» **PROBLEM DESCRIPTION**: Set down everything in the forum thread on early memory problems below, from "Well I would" down to "didn't realise it.", without changing a word.

» **SOURCE DOCUMENT**:
= = =

Early signs?

Sue&Darren

Registered User
Jun 29, 2017
3
0
Hi my name is Sue and would just like to find out more for my mum who I'm starting to get worried about. Mainly memory issues, most expected for someone of 71 years young but for the past 6 months there's been minor confusion such as asking when we're away when we're not, and repeating phone calls within half an hour which concerns me the most. How do we tell the difference between normal older age memory problems or something more serious? Many thanks for any help. She's recognising that her brother has early warning signs but not herself. thanks again.
 

jenniferpa

Registered User
Jun 27, 2006
39,442
0
Hi and welcome to Talking Point.

Well I would say that age related memory loss is a myth. Well not a myth exactly, but there always is a cause whether it is treatable or not. Doctors say things like "Oh you're just getting older" which I feel is a cop out.

What you describe is very similar to what I experienced with my own mother. I was told "Oh it's just age related memory problems" by her GP and I accepted that which is the one thing I cannot forgive myself for: it turned out she had had mini TIAs plus at least one stroke by the time she ended up having a major stroke a couple of years later. And I can't forgive myself because a contributory factor to the major stroke was the fact that she could no longer remember to take her medications. And I didn't realise it.

= = =

» **ENTRIES SUPPLIED**:
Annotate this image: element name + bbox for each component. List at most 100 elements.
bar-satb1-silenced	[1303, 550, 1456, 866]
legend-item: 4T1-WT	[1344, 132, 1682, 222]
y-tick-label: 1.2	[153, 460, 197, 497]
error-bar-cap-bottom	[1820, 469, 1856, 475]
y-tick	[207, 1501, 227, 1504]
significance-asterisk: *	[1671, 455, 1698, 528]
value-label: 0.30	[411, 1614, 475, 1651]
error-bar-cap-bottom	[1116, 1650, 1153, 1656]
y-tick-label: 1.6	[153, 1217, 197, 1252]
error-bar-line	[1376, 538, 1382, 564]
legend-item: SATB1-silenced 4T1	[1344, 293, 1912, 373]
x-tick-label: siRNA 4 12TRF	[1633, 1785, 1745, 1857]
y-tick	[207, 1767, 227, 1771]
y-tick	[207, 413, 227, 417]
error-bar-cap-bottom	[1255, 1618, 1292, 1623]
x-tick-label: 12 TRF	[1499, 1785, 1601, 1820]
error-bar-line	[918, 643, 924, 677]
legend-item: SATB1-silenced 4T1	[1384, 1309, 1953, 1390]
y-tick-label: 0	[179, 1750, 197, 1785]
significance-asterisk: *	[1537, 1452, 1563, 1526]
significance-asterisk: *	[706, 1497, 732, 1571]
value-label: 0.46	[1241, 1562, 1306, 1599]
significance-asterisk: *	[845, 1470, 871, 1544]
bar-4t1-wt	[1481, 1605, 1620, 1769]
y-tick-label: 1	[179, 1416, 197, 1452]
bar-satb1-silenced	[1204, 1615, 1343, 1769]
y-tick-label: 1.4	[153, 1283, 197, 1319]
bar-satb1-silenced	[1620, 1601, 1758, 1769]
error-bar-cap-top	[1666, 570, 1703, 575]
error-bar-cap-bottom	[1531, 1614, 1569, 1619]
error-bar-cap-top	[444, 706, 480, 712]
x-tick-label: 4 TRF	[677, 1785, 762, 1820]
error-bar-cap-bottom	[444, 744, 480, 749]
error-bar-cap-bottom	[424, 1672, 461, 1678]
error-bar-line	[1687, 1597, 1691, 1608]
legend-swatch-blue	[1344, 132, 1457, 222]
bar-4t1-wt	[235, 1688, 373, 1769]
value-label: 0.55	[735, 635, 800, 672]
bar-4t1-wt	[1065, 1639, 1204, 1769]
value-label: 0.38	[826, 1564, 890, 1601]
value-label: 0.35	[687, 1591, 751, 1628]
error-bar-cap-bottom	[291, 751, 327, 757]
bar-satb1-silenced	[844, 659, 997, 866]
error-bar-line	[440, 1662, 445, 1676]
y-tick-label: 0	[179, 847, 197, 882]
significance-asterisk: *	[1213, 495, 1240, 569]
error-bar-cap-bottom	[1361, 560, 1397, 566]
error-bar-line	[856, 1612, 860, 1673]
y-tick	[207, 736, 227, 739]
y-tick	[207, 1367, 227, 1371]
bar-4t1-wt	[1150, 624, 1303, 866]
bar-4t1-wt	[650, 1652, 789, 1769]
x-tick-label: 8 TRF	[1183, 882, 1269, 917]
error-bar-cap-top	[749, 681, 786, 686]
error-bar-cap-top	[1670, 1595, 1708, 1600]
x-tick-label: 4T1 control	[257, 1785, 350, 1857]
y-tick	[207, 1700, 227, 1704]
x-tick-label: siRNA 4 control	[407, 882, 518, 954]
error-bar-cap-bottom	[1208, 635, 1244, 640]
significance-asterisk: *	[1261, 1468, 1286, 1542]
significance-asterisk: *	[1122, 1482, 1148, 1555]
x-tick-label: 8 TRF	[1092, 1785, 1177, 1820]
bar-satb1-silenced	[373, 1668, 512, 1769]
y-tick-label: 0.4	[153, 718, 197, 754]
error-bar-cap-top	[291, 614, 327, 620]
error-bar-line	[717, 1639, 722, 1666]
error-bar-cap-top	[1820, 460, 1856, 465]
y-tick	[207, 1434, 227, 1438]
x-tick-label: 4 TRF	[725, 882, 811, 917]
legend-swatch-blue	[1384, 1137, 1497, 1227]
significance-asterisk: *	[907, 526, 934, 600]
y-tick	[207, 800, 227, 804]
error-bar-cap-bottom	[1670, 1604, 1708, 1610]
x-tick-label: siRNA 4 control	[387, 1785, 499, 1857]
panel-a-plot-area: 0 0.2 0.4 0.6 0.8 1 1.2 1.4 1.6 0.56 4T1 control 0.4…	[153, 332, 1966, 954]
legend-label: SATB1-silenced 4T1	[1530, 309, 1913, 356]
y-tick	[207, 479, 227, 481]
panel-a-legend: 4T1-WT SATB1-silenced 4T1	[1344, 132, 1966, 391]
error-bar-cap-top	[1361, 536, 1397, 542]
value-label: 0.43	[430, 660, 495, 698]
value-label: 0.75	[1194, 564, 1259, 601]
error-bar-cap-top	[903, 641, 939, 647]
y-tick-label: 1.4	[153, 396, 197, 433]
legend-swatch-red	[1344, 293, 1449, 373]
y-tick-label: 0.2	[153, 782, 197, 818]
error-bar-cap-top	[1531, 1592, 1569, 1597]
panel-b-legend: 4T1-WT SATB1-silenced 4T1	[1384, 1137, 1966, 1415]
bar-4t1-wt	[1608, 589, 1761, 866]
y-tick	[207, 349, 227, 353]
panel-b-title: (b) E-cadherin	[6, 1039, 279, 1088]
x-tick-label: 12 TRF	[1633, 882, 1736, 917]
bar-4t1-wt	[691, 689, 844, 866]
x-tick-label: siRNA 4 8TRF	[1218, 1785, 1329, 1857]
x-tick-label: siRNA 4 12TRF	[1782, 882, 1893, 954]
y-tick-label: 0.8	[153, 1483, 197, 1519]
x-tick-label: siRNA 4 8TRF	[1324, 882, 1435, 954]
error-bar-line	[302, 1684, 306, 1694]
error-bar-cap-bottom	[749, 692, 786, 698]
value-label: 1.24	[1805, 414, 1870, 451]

= = =

» **COMPLETED EXERCISE**:
Well I would say that age related memory loss is a myth. Well not a myth exactly, but there always is a cause whether it is treatable or not. Doctors say things like "Oh you're just getting older" which I feel is a cop out.

What you describe is very similar to what I experienced with my own mother. I was told "Oh it's just age related memory problems" by her GP and I accepted that which is the one thing I cannot forgive myself for: it turned out she had had mini TIAs plus at least one stroke by the time she ended up having a major stroke a couple of years later. And I can't forgive myself because a contributory factor to the major stroke was the fact that she could no longer remember to take her medications. And I didn't realise it.